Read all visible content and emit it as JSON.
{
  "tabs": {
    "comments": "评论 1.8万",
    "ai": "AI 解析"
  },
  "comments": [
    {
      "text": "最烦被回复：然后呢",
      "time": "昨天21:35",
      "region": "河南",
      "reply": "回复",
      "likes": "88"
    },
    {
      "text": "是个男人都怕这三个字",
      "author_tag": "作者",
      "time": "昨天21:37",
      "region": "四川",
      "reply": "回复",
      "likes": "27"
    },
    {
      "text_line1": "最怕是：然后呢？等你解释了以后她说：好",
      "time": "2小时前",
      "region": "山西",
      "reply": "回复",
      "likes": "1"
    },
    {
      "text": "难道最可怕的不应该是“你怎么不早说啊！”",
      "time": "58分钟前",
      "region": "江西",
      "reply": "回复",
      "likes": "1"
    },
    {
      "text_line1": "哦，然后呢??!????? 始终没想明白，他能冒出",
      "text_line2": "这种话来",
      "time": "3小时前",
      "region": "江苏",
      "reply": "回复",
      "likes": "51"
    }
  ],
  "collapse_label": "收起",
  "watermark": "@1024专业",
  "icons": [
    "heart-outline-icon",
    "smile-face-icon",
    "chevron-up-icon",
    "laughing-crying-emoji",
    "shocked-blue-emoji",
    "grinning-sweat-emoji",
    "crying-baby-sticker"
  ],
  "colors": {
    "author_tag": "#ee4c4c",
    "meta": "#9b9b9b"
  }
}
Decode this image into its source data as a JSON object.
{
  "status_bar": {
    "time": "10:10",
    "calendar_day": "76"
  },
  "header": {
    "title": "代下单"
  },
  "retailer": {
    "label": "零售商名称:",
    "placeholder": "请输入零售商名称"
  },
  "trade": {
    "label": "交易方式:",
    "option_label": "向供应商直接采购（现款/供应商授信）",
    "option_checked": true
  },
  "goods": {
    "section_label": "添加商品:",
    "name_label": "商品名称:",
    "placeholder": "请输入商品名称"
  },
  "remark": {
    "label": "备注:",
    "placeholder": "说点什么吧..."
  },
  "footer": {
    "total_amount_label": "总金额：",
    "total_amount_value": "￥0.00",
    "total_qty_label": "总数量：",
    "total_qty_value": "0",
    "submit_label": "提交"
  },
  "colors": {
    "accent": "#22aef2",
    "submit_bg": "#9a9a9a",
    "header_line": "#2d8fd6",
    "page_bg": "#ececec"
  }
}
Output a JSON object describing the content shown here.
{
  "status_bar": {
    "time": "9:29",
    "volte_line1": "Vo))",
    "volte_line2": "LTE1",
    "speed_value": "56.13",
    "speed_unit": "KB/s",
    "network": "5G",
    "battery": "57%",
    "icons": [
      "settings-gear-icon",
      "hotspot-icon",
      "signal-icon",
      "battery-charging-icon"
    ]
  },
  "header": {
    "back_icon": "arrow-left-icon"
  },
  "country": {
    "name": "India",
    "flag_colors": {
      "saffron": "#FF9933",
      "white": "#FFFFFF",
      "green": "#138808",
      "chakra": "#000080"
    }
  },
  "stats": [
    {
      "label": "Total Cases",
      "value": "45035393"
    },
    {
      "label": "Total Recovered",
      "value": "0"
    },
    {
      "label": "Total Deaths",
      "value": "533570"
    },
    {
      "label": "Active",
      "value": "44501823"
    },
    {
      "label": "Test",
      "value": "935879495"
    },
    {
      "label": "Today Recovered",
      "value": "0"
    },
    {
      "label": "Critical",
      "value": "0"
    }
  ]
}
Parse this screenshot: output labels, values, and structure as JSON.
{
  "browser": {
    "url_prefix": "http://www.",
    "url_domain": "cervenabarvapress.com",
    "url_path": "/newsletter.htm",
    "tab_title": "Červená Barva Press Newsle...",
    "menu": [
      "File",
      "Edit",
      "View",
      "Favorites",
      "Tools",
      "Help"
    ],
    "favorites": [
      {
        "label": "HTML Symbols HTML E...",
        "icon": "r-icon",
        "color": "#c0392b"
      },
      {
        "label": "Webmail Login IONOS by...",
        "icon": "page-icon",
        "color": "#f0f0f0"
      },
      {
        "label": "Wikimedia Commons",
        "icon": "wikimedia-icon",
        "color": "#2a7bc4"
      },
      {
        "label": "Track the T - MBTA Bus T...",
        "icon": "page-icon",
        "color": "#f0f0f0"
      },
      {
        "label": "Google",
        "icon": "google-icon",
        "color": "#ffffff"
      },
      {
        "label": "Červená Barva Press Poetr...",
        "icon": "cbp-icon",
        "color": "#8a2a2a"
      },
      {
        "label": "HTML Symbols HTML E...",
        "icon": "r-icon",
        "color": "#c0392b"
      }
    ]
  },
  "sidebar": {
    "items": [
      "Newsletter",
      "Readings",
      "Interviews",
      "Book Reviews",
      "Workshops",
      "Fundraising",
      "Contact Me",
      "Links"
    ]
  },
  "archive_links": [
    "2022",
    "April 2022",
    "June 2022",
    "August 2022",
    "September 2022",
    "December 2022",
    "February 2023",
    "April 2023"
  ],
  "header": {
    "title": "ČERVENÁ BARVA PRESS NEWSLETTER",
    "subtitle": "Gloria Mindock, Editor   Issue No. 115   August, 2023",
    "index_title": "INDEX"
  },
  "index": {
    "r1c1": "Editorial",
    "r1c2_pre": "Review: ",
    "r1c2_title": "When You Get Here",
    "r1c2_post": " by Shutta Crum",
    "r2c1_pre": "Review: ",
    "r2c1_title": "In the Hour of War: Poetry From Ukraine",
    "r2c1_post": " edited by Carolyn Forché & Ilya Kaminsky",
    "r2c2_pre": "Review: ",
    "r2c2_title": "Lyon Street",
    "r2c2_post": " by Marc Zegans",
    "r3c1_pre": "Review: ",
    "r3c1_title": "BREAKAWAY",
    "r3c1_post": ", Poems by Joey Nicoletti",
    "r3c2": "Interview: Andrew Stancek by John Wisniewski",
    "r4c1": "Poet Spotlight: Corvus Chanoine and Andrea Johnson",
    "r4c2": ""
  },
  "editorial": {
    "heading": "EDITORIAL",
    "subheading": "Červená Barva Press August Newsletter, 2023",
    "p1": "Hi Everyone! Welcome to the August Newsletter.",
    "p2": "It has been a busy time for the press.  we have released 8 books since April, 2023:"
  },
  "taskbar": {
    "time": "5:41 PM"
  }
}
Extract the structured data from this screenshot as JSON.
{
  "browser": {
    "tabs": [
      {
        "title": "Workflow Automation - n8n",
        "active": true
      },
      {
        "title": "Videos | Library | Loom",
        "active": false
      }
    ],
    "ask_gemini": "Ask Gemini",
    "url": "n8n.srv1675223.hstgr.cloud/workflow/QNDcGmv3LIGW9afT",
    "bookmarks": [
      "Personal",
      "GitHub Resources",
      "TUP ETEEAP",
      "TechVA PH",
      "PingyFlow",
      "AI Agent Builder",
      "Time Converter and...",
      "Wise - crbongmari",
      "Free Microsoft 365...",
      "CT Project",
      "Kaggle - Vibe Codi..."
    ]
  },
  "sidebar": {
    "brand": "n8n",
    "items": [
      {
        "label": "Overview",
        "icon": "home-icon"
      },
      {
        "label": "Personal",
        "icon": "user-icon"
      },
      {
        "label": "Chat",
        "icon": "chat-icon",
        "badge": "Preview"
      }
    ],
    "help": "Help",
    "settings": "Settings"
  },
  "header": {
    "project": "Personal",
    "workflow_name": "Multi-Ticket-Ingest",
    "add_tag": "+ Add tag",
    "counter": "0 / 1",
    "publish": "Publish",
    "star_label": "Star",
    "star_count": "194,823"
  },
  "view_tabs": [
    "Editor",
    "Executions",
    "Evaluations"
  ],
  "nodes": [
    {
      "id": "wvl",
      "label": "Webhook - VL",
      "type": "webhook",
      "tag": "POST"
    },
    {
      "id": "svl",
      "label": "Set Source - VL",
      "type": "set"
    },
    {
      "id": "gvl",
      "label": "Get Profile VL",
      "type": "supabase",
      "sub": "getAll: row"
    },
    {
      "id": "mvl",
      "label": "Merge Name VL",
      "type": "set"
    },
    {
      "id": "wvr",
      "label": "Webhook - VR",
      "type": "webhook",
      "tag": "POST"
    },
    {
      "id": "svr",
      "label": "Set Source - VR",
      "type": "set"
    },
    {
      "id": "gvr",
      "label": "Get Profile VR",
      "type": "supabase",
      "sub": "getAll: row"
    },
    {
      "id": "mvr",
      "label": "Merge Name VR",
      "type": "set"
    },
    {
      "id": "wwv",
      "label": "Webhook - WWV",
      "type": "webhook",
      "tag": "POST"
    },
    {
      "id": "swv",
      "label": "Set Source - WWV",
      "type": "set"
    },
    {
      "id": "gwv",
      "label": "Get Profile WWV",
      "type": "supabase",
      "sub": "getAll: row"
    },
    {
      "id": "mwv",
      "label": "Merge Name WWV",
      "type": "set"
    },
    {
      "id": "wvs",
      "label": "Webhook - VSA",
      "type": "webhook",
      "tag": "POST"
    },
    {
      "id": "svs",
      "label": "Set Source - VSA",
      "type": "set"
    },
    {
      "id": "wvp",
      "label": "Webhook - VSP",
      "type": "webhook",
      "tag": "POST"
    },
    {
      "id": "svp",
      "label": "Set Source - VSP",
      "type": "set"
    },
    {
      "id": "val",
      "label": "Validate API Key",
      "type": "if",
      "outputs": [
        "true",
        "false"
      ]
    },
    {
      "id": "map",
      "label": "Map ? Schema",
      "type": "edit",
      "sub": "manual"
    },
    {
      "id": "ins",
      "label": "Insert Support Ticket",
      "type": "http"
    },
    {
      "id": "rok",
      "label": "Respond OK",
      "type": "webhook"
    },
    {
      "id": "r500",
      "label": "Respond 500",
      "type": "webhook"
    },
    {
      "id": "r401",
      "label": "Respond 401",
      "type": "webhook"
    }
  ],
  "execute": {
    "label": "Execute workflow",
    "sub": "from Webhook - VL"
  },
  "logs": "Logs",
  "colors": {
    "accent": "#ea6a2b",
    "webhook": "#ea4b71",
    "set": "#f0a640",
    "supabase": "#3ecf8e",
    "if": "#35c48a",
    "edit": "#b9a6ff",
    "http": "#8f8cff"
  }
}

=======

__Written problem__
Where a line above contains the word "data", copy that line.

__Completed task__
Decode this image into its source data as a JSON object.
Extract the structured data from this screenshot as JSON.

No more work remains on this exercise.